▸ Records supplied:
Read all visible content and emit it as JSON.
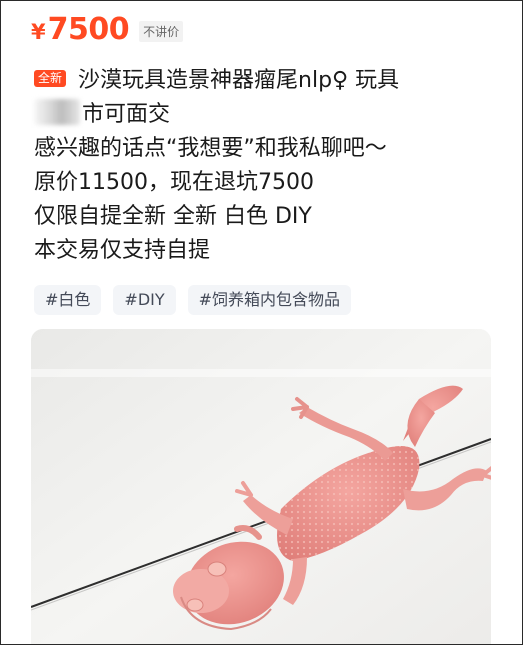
{
  "listing": {
    "price_symbol": "¥",
    "price": "7500",
    "price_note": "不讲价",
    "new_badge": "全新",
    "title_line_1": "沙漠玩具造景神器瘤尾nlp♀ 玩具",
    "title_line_2": "市可面交",
    "line_3": "感兴趣的话点“我想要”和我私聊吧～",
    "line_4": "原价11500，现在退坑7500",
    "line_5": "仅限自提全新 全新 白色 DIY",
    "line_6": "本交易仅支持自提",
    "tags": [
      "#白色",
      "#DIY",
      "#饲养箱内包含物品"
    ]
  },
  "colors": {
    "accent": "#ff4a22",
    "tag_background": "#f3f5f8"
  },
  "photo": {
    "subject": "pink gecko lying on a light surface"
  }
}
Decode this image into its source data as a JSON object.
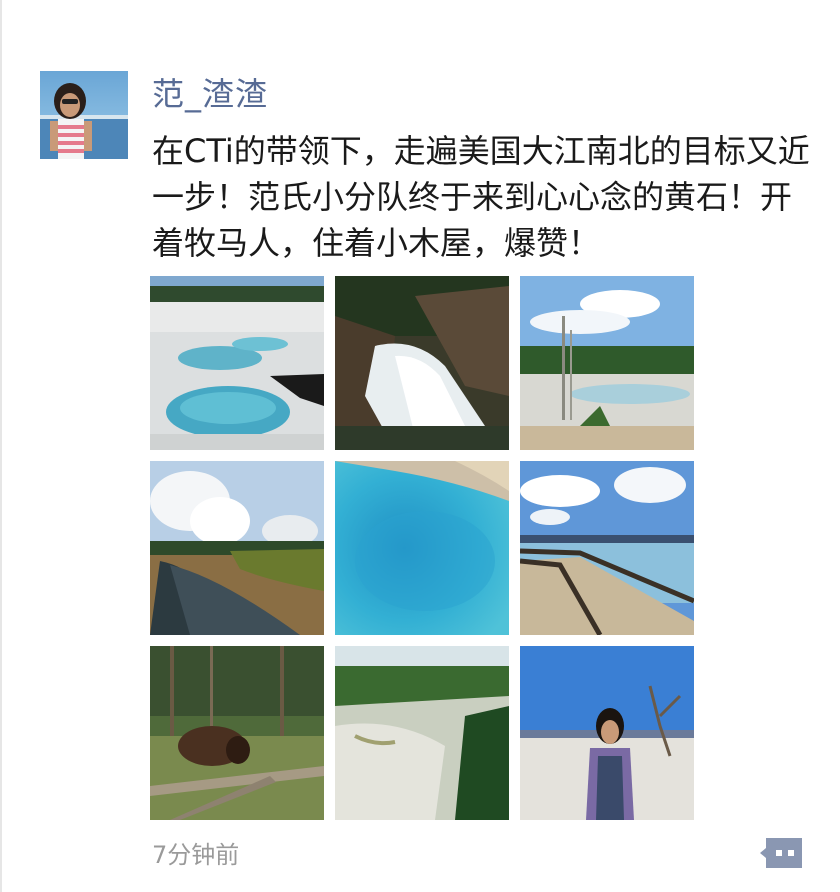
{
  "post": {
    "username": "范_渣渣",
    "text": "在CTi的带领下，走遍美国大江南北的目标又近一步！范氏小分队终于来到心心念的黄石！开着牧马人，住着小木屋，爆赞！",
    "timestamp": "7分钟前",
    "photo_count": 9
  },
  "icons": {
    "comment": "comment-dots-icon"
  },
  "colors": {
    "username": "#576b95",
    "timestamp": "#9a9a9a",
    "comment_button": "#8a97b2"
  }
}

▸ Task goal:
Retype the whole listing, keeping every line identical and omitting all pictures.

▸ Answer to the exercise:
Read all visible content and emit it as JSON.
{
  "listing": {
    "price_symbol": "¥",
    "price": "7500",
    "price_note": "不讲价",
    "new_badge": "全新",
    "title_line_1": "沙漠玩具造景神器瘤尾nlp♀ 玩具",
    "title_line_2": "市可面交",
    "line_3": "感兴趣的话点“我想要”和我私聊吧～",
    "line_4": "原价11500，现在退坑7500",
    "line_5": "仅限自提全新 全新 白色 DIY",
    "line_6": "本交易仅支持自提",
    "tags": [
      "#白色",
      "#DIY",
      "#饲养箱内包含物品"
    ]
  },
  "colors": {
    "accent": "#ff4a22",
    "tag_background": "#f3f5f8"
  },
  "photo": {
    "subject": "pink gecko lying on a light surface"
  }
}
Decode this image into its source data as a JSON object.
{
  "post": {
    "username": "范_渣渣",
    "text": "在CTi的带领下，走遍美国大江南北的目标又近一步！范氏小分队终于来到心心念的黄石！开着牧马人，住着小木屋，爆赞！",
    "timestamp": "7分钟前",
    "photo_count": 9
  },
  "icons": {
    "comment": "comment-dots-icon"
  },
  "colors": {
    "username": "#576b95",
    "timestamp": "#9a9a9a",
    "comment_button": "#8a97b2"
  }
}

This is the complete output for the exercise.